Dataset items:

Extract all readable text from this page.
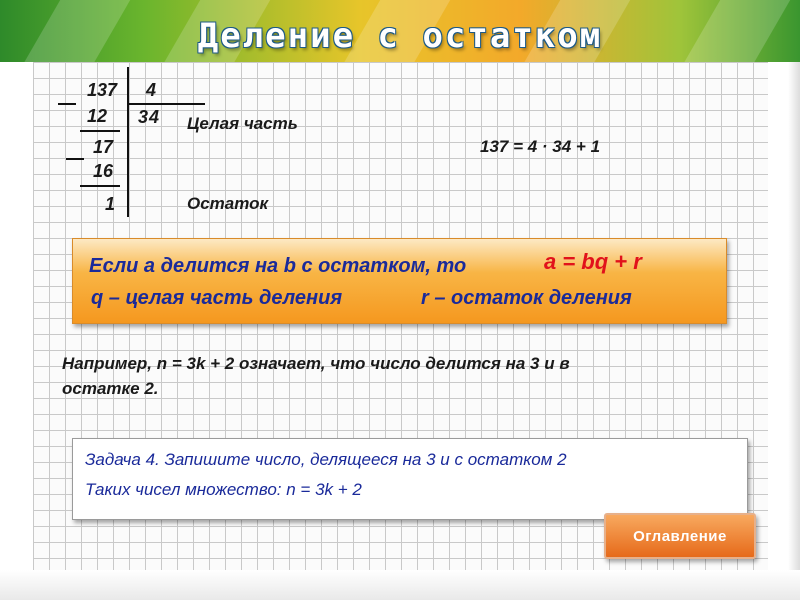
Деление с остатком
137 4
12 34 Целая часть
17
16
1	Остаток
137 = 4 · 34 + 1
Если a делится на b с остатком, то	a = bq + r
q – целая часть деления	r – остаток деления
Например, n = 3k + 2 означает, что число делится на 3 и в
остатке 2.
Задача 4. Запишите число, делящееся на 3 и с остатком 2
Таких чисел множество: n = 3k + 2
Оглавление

* * *

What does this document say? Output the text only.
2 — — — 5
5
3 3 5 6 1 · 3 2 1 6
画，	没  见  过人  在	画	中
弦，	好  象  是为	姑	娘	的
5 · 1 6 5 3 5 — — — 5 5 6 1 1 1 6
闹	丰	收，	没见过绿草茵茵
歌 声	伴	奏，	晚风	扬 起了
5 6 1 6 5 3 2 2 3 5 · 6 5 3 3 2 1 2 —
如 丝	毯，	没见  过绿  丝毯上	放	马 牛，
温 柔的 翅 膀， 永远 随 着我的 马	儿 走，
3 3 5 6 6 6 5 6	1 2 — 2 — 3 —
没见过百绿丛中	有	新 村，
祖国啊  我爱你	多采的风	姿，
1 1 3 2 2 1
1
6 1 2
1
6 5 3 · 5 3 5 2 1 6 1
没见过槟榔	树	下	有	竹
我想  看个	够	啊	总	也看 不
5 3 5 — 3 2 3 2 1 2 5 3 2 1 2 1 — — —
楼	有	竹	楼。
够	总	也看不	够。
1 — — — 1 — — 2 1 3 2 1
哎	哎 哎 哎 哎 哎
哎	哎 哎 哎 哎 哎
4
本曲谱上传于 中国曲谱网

...

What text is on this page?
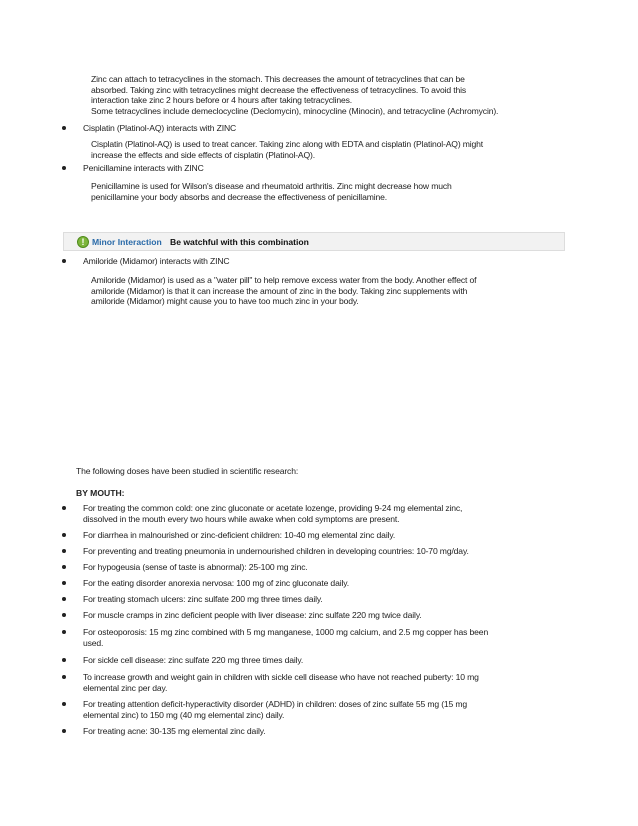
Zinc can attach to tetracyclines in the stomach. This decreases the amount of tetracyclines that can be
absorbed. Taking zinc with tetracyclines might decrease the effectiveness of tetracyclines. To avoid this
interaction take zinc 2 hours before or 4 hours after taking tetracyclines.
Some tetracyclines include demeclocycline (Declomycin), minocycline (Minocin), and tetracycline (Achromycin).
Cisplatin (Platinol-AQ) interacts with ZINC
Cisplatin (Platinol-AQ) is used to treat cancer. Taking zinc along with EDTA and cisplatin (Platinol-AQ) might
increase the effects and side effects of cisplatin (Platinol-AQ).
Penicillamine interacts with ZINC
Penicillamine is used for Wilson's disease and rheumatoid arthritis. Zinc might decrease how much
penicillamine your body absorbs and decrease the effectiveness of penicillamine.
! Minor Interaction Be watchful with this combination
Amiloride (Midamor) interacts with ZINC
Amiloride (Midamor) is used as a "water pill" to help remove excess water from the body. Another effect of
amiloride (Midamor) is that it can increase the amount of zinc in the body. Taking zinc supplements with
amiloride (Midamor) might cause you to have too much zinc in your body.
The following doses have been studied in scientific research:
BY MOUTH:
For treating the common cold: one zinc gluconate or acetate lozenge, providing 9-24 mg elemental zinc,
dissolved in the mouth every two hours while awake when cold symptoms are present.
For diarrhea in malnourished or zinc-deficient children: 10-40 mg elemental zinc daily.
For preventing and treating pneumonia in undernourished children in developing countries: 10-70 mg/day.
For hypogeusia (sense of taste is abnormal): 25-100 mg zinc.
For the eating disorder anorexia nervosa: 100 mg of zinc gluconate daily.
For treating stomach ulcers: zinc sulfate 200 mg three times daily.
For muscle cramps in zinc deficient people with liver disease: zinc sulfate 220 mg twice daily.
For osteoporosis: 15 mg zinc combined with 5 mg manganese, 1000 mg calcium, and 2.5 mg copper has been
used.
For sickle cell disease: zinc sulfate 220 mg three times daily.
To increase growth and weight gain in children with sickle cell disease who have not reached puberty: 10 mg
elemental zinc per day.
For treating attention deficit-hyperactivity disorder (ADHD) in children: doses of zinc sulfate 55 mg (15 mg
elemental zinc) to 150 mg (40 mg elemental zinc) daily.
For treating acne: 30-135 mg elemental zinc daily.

To do:
Every line that holds the string "been" should be returned.

Problem solution:
The following doses have been studied in scientific research:
For osteoporosis: 15 mg zinc combined with 5 mg manganese, 1000 mg calcium, and 2.5 mg copper has been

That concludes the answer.